(Collection entries)
--------------------------------------------------

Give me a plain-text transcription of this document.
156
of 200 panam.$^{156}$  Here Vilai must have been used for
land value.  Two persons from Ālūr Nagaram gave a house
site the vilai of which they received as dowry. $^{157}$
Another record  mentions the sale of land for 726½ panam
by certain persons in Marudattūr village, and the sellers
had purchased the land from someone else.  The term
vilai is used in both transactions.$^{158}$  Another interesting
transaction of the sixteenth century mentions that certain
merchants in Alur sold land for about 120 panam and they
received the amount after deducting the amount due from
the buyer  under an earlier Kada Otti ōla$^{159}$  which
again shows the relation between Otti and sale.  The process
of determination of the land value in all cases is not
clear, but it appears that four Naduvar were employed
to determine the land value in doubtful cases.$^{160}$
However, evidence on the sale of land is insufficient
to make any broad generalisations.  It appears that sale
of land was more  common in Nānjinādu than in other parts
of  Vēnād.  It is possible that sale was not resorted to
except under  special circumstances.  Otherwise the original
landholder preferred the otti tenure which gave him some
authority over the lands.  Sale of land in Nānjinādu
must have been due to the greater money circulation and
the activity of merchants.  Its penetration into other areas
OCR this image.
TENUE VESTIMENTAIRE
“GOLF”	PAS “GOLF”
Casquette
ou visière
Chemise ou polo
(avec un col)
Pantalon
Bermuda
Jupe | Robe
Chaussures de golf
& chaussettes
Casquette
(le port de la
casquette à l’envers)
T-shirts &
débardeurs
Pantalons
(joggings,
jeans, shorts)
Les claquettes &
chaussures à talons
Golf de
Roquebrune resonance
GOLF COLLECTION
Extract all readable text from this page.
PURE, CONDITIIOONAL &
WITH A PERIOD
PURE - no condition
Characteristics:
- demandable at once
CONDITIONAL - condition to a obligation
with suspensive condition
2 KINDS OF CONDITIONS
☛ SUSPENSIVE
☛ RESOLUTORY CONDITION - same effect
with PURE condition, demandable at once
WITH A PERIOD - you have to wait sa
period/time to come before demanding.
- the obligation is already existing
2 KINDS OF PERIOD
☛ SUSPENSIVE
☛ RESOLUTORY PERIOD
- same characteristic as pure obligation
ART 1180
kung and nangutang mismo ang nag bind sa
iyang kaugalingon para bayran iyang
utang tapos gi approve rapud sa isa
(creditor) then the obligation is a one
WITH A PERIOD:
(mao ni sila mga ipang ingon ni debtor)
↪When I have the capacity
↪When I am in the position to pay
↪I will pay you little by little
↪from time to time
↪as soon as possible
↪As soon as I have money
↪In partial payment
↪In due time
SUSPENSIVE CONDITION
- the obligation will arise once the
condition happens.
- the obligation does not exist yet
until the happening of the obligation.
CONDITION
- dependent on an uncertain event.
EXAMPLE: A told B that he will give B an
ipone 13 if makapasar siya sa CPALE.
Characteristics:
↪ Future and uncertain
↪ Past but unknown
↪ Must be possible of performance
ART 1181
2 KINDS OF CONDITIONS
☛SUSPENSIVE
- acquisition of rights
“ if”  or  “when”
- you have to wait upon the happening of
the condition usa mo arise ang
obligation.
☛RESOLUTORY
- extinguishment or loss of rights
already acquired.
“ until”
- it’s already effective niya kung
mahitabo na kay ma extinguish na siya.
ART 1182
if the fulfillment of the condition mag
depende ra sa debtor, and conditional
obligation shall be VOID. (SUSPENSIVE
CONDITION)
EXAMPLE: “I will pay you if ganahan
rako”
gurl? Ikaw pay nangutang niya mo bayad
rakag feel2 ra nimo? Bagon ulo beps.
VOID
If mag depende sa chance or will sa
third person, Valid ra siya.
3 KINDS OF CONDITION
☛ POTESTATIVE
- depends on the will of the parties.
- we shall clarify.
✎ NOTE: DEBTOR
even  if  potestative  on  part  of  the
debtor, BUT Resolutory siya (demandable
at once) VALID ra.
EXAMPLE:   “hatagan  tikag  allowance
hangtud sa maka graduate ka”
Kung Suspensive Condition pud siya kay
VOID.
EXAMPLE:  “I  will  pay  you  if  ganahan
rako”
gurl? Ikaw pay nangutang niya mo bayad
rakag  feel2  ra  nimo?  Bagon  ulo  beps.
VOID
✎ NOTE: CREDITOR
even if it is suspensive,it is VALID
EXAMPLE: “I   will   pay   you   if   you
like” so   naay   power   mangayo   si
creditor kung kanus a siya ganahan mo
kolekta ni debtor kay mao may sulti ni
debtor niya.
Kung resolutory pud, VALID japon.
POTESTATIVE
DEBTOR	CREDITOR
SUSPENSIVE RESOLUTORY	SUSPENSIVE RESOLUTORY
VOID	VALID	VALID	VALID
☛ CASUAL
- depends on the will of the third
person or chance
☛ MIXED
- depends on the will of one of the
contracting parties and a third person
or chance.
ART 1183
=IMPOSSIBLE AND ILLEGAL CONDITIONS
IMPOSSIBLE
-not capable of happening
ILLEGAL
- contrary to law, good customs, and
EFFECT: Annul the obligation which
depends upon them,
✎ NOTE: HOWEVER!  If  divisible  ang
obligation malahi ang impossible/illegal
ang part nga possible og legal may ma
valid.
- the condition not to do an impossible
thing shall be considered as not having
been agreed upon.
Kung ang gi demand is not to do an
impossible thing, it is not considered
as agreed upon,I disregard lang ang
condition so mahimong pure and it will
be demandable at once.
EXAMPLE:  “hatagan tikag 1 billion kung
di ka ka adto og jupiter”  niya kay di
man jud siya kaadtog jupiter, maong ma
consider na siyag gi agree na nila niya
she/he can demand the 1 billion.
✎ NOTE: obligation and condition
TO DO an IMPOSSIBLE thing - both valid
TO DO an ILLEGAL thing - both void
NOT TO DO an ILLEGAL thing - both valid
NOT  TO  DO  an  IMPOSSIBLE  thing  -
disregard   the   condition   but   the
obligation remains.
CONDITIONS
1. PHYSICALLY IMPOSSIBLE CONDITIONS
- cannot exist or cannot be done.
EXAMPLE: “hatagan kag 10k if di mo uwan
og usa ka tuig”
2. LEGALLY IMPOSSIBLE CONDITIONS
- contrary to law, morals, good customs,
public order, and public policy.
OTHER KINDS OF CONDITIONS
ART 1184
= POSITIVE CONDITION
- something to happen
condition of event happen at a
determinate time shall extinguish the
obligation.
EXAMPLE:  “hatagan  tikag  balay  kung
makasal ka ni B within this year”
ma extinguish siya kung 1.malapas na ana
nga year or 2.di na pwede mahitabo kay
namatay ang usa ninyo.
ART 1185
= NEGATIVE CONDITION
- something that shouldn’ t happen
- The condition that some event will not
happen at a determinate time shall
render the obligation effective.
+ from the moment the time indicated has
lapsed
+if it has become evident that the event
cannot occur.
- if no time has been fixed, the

--------------------------------------------------

> [What you will do] Produce a verbatim transcription of the entries above.

> [Result of the task]
Give me a plain-text transcription of this document.
156
of 200 panam.$^{156}$  Here Vilai must have been used for
land value.  Two persons from Ālūr Nagaram gave a house
site the vilai of which they received as dowry. $^{157}$
Another record  mentions the sale of land for 726½ panam
by certain persons in Marudattūr village, and the sellers
had purchased the land from someone else.  The term
vilai is used in both transactions.$^{158}$  Another interesting
transaction of the sixteenth century mentions that certain
merchants in Alur sold land for about 120 panam and they
received the amount after deducting the amount due from
the buyer  under an earlier Kada Otti ōla$^{159}$  which
again shows the relation between Otti and sale.  The process
of determination of the land value in all cases is not
clear, but it appears that four Naduvar were employed
to determine the land value in doubtful cases.$^{160}$
However, evidence on the sale of land is insufficient
to make any broad generalisations.  It appears that sale
of land was more  common in Nānjinādu than in other parts
of  Vēnād.  It is possible that sale was not resorted to
except under  special circumstances.  Otherwise the original
landholder preferred the otti tenure which gave him some
authority over the lands.  Sale of land in Nānjinādu
must have been due to the greater money circulation and
the activity of merchants.  Its penetration into other areas
OCR this image.
TENUE VESTIMENTAIRE
“GOLF”	PAS “GOLF”
Casquette
ou visière
Chemise ou polo
(avec un col)
Pantalon
Bermuda
Jupe | Robe
Chaussures de golf
& chaussettes
Casquette
(le port de la
casquette à l’envers)
T-shirts &
débardeurs
Pantalons
(joggings,
jeans, shorts)
Les claquettes &
chaussures à talons
Golf de
Roquebrune resonance
GOLF COLLECTION
Extract all readable text from this page.
PURE, CONDITIIOONAL &
WITH A PERIOD
PURE - no condition
Characteristics:
- demandable at once
CONDITIONAL - condition to a obligation
with suspensive condition
2 KINDS OF CONDITIONS
☛ SUSPENSIVE
☛ RESOLUTORY CONDITION - same effect
with PURE condition, demandable at once
WITH A PERIOD - you have to wait sa
period/time to come before demanding.
- the obligation is already existing
2 KINDS OF PERIOD
☛ SUSPENSIVE
☛ RESOLUTORY PERIOD
- same characteristic as pure obligation
ART 1180
kung and nangutang mismo ang nag bind sa
iyang kaugalingon para bayran iyang
utang tapos gi approve rapud sa isa
(creditor) then the obligation is a one
WITH A PERIOD:
(mao ni sila mga ipang ingon ni debtor)
↪When I have the capacity
↪When I am in the position to pay
↪I will pay you little by little
↪from time to time
↪as soon as possible
↪As soon as I have money
↪In partial payment
↪In due time
SUSPENSIVE CONDITION
- the obligation will arise once the
condition happens.
- the obligation does not exist yet
until the happening of the obligation.
CONDITION
- dependent on an uncertain event.
EXAMPLE: A told B that he will give B an
ipone 13 if makapasar siya sa CPALE.
Characteristics:
↪ Future and uncertain
↪ Past but unknown
↪ Must be possible of performance
ART 1181
2 KINDS OF CONDITIONS
☛SUSPENSIVE
- acquisition of rights
“ if”  or  “when”
- you have to wait upon the happening of
the condition usa mo arise ang
obligation.
☛RESOLUTORY
- extinguishment or loss of rights
already acquired.
“ until”
- it’s already effective niya kung
mahitabo na kay ma extinguish na siya.
ART 1182
if the fulfillment of the condition mag
depende ra sa debtor, and conditional
obligation shall be VOID. (SUSPENSIVE
CONDITION)
EXAMPLE: “I will pay you if ganahan
rako”
gurl? Ikaw pay nangutang niya mo bayad
rakag feel2 ra nimo? Bagon ulo beps.
VOID
If mag depende sa chance or will sa
third person, Valid ra siya.
3 KINDS OF CONDITION
☛ POTESTATIVE
- depends on the will of the parties.
- we shall clarify.
✎ NOTE: DEBTOR
even  if  potestative  on  part  of  the
debtor, BUT Resolutory siya (demandable
at once) VALID ra.
EXAMPLE:   “hatagan  tikag  allowance
hangtud sa maka graduate ka”
Kung Suspensive Condition pud siya kay
VOID.
EXAMPLE:  “I  will  pay  you  if  ganahan
rako”
gurl? Ikaw pay nangutang niya mo bayad
rakag  feel2  ra  nimo?  Bagon  ulo  beps.
VOID
✎ NOTE: CREDITOR
even if it is suspensive,it is VALID
EXAMPLE: “I   will   pay   you   if   you
like” so   naay   power   mangayo   si
creditor kung kanus a siya ganahan mo
kolekta ni debtor kay mao may sulti ni
debtor niya.
Kung resolutory pud, VALID japon.
POTESTATIVE
DEBTOR	CREDITOR
SUSPENSIVE RESOLUTORY	SUSPENSIVE RESOLUTORY
VOID	VALID	VALID	VALID
☛ CASUAL
- depends on the will of the third
person or chance
☛ MIXED
- depends on the will of one of the
contracting parties and a third person
or chance.
ART 1183
=IMPOSSIBLE AND ILLEGAL CONDITIONS
IMPOSSIBLE
-not capable of happening
ILLEGAL
- contrary to law, good customs, and
EFFECT: Annul the obligation which
depends upon them,
✎ NOTE: HOWEVER!  If  divisible  ang
obligation malahi ang impossible/illegal
ang part nga possible og legal may ma
valid.
- the condition not to do an impossible
thing shall be considered as not having
been agreed upon.
Kung ang gi demand is not to do an
impossible thing, it is not considered
as agreed upon,I disregard lang ang
condition so mahimong pure and it will
be demandable at once.
EXAMPLE:  “hatagan tikag 1 billion kung
di ka ka adto og jupiter”  niya kay di
man jud siya kaadtog jupiter, maong ma
consider na siyag gi agree na nila niya
she/he can demand the 1 billion.
✎ NOTE: obligation and condition
TO DO an IMPOSSIBLE thing - both valid
TO DO an ILLEGAL thing - both void
NOT TO DO an ILLEGAL thing - both valid
NOT  TO  DO  an  IMPOSSIBLE  thing  -
disregard   the   condition   but   the
obligation remains.
CONDITIONS
1. PHYSICALLY IMPOSSIBLE CONDITIONS
- cannot exist or cannot be done.
EXAMPLE: “hatagan kag 10k if di mo uwan
og usa ka tuig”
2. LEGALLY IMPOSSIBLE CONDITIONS
- contrary to law, morals, good customs,
public order, and public policy.
OTHER KINDS OF CONDITIONS
ART 1184
= POSITIVE CONDITION
- something to happen
condition of event happen at a
determinate time shall extinguish the
obligation.
EXAMPLE:  “hatagan  tikag  balay  kung
makasal ka ni B within this year”
ma extinguish siya kung 1.malapas na ana
nga year or 2.di na pwede mahitabo kay
namatay ang usa ninyo.
ART 1185
= NEGATIVE CONDITION
- something that shouldn’ t happen
- The condition that some event will not
happen at a determinate time shall
render the obligation effective.
+ from the moment the time indicated has
lapsed
+if it has become evident that the event
cannot occur.
- if no time has been fixed, the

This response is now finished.